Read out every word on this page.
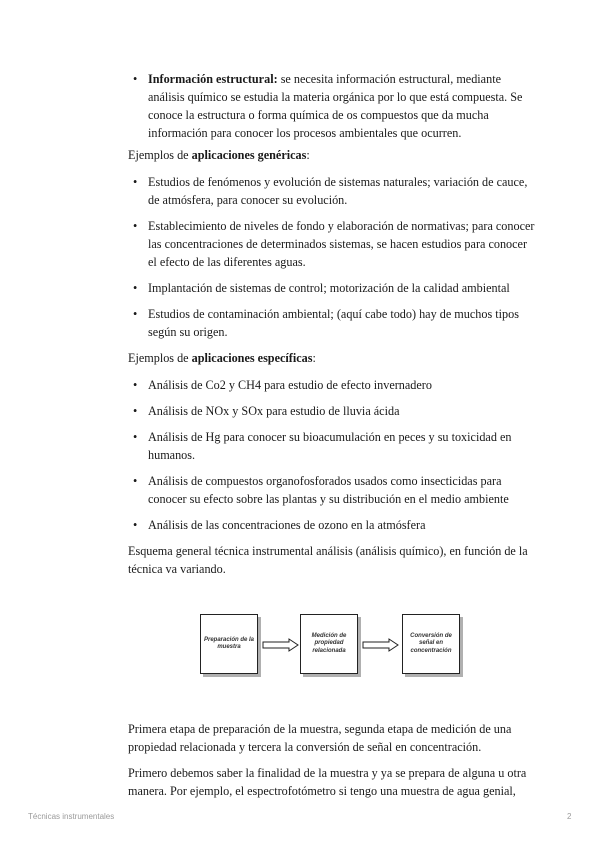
• Información estructural: se necesita información estructural, mediante análisis químico se estudia la materia orgánica por lo que está compuesta. Se conoce la estructura o forma química de os compuestos que da mucha información para conocer los procesos ambientales que ocurren.

Ejemplos de aplicaciones genéricas:

• Estudios de fenómenos y evolución de sistemas naturales; variación de cauce, de atmósfera, para conocer su evolución.
• Establecimiento de niveles de fondo y elaboración de normativas; para conocer las concentraciones de determinados sistemas, se hacen estudios para conocer el efecto de las diferentes aguas.
• Implantación de sistemas de control; motorización de la calidad ambiental
• Estudios de contaminación ambiental; (aquí cabe todo) hay de muchos tipos según su origen.

Ejemplos de aplicaciones específicas:

• Análisis de Co2 y CH4 para estudio de efecto invernadero
• Análisis de NOx y SOx para estudio de lluvia ácida
• Análisis de Hg para conocer su bioacumulación en peces y su toxicidad en humanos.
• Análisis de compuestos organofosforados usados como insecticidas para conocer su efecto sobre las plantas y su distribución en el medio ambiente
• Análisis de las concentraciones de ozono en la atmósfera

Esquema general técnica instrumental análisis (análisis químico), en función de la técnica va variando.

Preparación de la muestra
Medición de propiedad relacionada
Conversión de señal en concentración

Primera etapa de preparación de la muestra, segunda etapa de medición de una propiedad relacionada y tercera la conversión de señal en concentración.

Primero debemos saber la finalidad de la muestra y ya se prepara de alguna u otra manera. Por ejemplo, el espectrofotómetro si tengo una muestra de agua genial,

Técnicas instrumentales	2
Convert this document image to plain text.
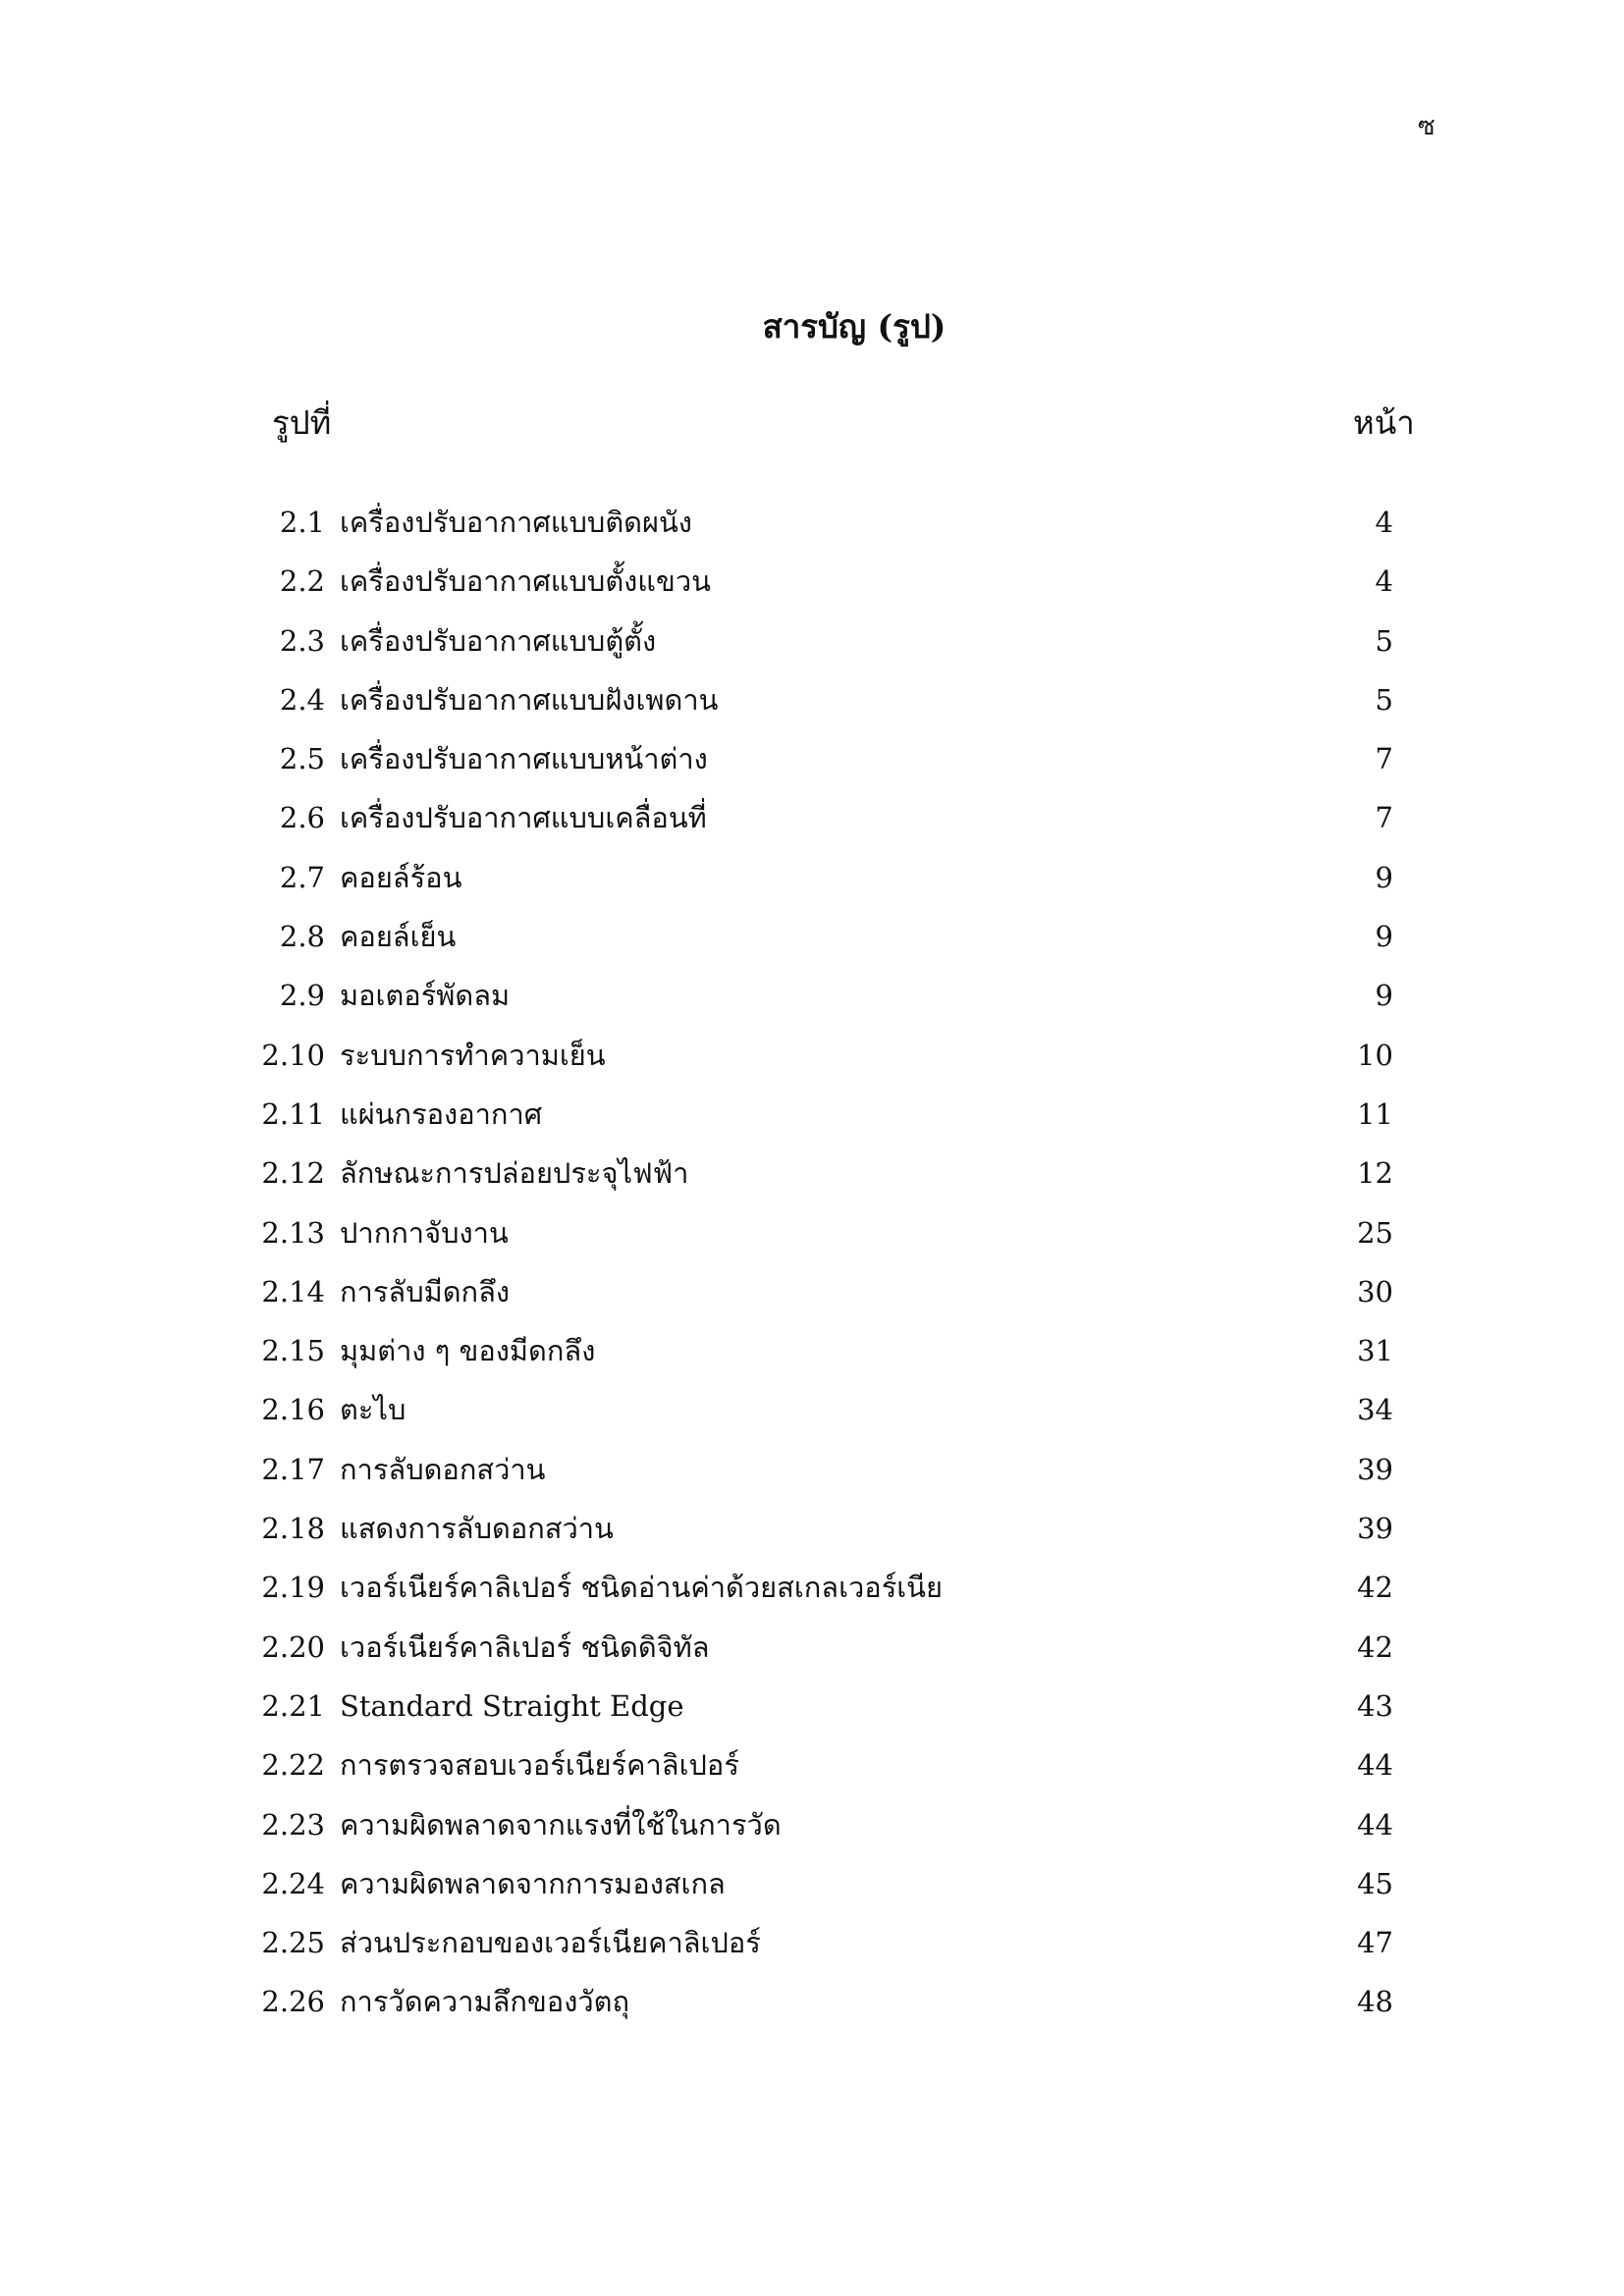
ซ
สารบัญ (รูป)
รูปที่	หน้า
2.1 เครื่องปรับอากาศแบบติดผนัง	4
2.2 เครื่องปรับอากาศแบบตั้งแขวน	4
2.3 เครื่องปรับอากาศแบบตู้ตั้ง	5
2.4 เครื่องปรับอากาศแบบฝังเพดาน	5
2.5 เครื่องปรับอากาศแบบหน้าต่าง	7
2.6 เครื่องปรับอากาศแบบเคลื่อนที่	7
2.7 คอยล์ร้อน	9
2.8 คอยล์เย็น	9
2.9 มอเตอร์พัดลม	9
2.10 ระบบการทำความเย็น	10
2.11 แผ่นกรองอากาศ	11
2.12 ลักษณะการปล่อยประจุไฟฟ้า	12
2.13 ปากกาจับงาน	25
2.14 การลับมีดกลึง	30
2.15 มุมต่าง ๆ ของมีดกลึง	31
2.16 ตะไบ	34
2.17 การลับดอกสว่าน	39
2.18 แสดงการลับดอกสว่าน	39
2.19 เวอร์เนียร์คาลิเปอร์ ชนิดอ่านค่าด้วยสเกลเวอร์เนีย	42
2.20 เวอร์เนียร์คาลิเปอร์ ชนิดดิจิทัล	42
2.21 Standard Straight Edge	43
2.22 การตรวจสอบเวอร์เนียร์คาลิเปอร์	44
2.23 ความผิดพลาดจากแรงที่ใช้ในการวัด	44
2.24 ความผิดพลาดจากการมองสเกล	45
2.25 ส่วนประกอบของเวอร์เนียคาลิเปอร์	47
2.26 การวัดความลึกของวัตถุ	48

**Directions:** Print all the records again exactly; do not include any picture.

**In response:**
Read out every word on this page.
• Información estructural: se necesita información estructural, mediante análisis químico se estudia la materia orgánica por lo que está compuesta. Se conoce la estructura o forma química de os compuestos que da mucha información para conocer los procesos ambientales que ocurren.

Ejemplos de aplicaciones genéricas:

• Estudios de fenómenos y evolución de sistemas naturales; variación de cauce, de atmósfera, para conocer su evolución.
• Establecimiento de niveles de fondo y elaboración de normativas; para conocer las concentraciones de determinados sistemas, se hacen estudios para conocer el efecto de las diferentes aguas.
• Implantación de sistemas de control; motorización de la calidad ambiental
• Estudios de contaminación ambiental; (aquí cabe todo) hay de muchos tipos según su origen.

Ejemplos de aplicaciones específicas:

• Análisis de Co2 y CH4 para estudio de efecto invernadero
• Análisis de NOx y SOx para estudio de lluvia ácida
• Análisis de Hg para conocer su bioacumulación en peces y su toxicidad en humanos.
• Análisis de compuestos organofosforados usados como insecticidas para conocer su efecto sobre las plantas y su distribución en el medio ambiente
• Análisis de las concentraciones de ozono en la atmósfera

Esquema general técnica instrumental análisis (análisis químico), en función de la técnica va variando.

Preparación de la muestra
Medición de propiedad relacionada
Conversión de señal en concentración

Primera etapa de preparación de la muestra, segunda etapa de medición de una propiedad relacionada y tercera la conversión de señal en concentración.

Primero debemos saber la finalidad de la muestra y ya se prepara de alguna u otra manera. Por ejemplo, el espectrofotómetro si tengo una muestra de agua genial,

Técnicas instrumentales	2
Convert this document image to plain text.
ซ
สารบัญ (รูป)
รูปที่	หน้า
2.1 เครื่องปรับอากาศแบบติดผนัง	4
2.2 เครื่องปรับอากาศแบบตั้งแขวน	4
2.3 เครื่องปรับอากาศแบบตู้ตั้ง	5
2.4 เครื่องปรับอากาศแบบฝังเพดาน	5
2.5 เครื่องปรับอากาศแบบหน้าต่าง	7
2.6 เครื่องปรับอากาศแบบเคลื่อนที่	7
2.7 คอยล์ร้อน	9
2.8 คอยล์เย็น	9
2.9 มอเตอร์พัดลม	9
2.10 ระบบการทำความเย็น	10
2.11 แผ่นกรองอากาศ	11
2.12 ลักษณะการปล่อยประจุไฟฟ้า	12
2.13 ปากกาจับงาน	25
2.14 การลับมีดกลึง	30
2.15 มุมต่าง ๆ ของมีดกลึง	31
2.16 ตะไบ	34
2.17 การลับดอกสว่าน	39
2.18 แสดงการลับดอกสว่าน	39
2.19 เวอร์เนียร์คาลิเปอร์ ชนิดอ่านค่าด้วยสเกลเวอร์เนีย	42
2.20 เวอร์เนียร์คาลิเปอร์ ชนิดดิจิทัล	42
2.21 Standard Straight Edge	43
2.22 การตรวจสอบเวอร์เนียร์คาลิเปอร์	44
2.23 ความผิดพลาดจากแรงที่ใช้ในการวัด	44
2.24 ความผิดพลาดจากการมองสเกล	45
2.25 ส่วนประกอบของเวอร์เนียคาลิเปอร์	47
2.26 การวัดความลึกของวัตถุ	48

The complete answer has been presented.